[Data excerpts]
--*--
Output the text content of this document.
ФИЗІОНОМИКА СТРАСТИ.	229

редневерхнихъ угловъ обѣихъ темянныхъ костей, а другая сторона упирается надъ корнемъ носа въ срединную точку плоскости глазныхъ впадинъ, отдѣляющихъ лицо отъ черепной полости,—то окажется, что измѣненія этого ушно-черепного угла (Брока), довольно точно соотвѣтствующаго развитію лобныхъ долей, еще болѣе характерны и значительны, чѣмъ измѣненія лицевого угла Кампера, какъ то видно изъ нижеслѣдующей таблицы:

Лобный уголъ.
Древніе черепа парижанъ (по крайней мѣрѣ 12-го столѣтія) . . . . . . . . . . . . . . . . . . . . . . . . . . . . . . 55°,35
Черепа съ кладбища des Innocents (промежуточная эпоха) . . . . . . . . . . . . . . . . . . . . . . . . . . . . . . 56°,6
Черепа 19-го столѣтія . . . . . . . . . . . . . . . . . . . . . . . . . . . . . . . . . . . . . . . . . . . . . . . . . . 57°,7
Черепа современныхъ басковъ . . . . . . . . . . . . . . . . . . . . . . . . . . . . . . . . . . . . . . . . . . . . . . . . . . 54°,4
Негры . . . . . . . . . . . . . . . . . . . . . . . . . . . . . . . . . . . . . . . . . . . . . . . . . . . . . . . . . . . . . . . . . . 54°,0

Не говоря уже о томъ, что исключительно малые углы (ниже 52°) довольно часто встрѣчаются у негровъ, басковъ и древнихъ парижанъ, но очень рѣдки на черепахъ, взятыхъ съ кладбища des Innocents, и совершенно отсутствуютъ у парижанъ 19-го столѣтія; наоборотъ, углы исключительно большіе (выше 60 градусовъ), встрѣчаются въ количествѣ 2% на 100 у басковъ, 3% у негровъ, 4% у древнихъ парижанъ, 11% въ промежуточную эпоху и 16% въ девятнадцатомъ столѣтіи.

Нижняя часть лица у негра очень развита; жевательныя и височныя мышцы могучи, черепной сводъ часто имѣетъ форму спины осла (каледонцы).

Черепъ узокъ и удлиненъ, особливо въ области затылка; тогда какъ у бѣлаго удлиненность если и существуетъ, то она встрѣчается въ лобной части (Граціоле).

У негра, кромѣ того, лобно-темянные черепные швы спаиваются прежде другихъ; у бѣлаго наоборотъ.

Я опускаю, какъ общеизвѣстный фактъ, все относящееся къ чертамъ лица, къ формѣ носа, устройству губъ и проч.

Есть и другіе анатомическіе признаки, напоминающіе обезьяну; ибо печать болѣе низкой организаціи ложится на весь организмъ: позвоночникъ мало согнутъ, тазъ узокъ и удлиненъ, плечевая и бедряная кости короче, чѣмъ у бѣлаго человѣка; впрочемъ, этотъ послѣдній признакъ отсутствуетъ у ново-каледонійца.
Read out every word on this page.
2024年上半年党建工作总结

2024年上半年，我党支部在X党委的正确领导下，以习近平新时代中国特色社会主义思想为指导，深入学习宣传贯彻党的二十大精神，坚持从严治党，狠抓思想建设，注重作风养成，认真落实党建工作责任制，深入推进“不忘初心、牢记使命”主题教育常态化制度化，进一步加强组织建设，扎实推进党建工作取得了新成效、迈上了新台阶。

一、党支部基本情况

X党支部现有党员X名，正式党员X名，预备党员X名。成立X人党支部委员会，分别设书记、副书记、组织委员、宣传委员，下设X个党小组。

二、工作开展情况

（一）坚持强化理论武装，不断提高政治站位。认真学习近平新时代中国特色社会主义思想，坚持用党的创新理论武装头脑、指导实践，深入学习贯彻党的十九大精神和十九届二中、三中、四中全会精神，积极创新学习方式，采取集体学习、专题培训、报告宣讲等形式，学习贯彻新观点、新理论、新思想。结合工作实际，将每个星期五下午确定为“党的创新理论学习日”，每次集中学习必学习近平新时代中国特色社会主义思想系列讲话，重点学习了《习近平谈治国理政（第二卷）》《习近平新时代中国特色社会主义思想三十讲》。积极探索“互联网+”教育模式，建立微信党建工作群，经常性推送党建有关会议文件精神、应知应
--*--
Exactly and only the lines from the one containing "Read out every word on this page." through the end of the material are to be reproduced, both ends included.

Read out every word on this page.
2024年上半年党建工作总结

2024年上半年，我党支部在X党委的正确领导下，以习近平新时代中国特色社会主义思想为指导，深入学习宣传贯彻党的二十大精神，坚持从严治党，狠抓思想建设，注重作风养成，认真落实党建工作责任制，深入推进“不忘初心、牢记使命”主题教育常态化制度化，进一步加强组织建设，扎实推进党建工作取得了新成效、迈上了新台阶。

一、党支部基本情况

X党支部现有党员X名，正式党员X名，预备党员X名。成立X人党支部委员会，分别设书记、副书记、组织委员、宣传委员，下设X个党小组。

二、工作开展情况

（一）坚持强化理论武装，不断提高政治站位。认真学习近平新时代中国特色社会主义思想，坚持用党的创新理论武装头脑、指导实践，深入学习贯彻党的十九大精神和十九届二中、三中、四中全会精神，积极创新学习方式，采取集体学习、专题培训、报告宣讲等形式，学习贯彻新观点、新理论、新思想。结合工作实际，将每个星期五下午确定为“党的创新理论学习日”，每次集中学习必学习近平新时代中国特色社会主义思想系列讲话，重点学习了《习近平谈治国理政（第二卷）》《习近平新时代中国特色社会主义思想三十讲》。积极探索“互联网+”教育模式，建立微信党建工作群，经常性推送党建有关会议文件精神、应知应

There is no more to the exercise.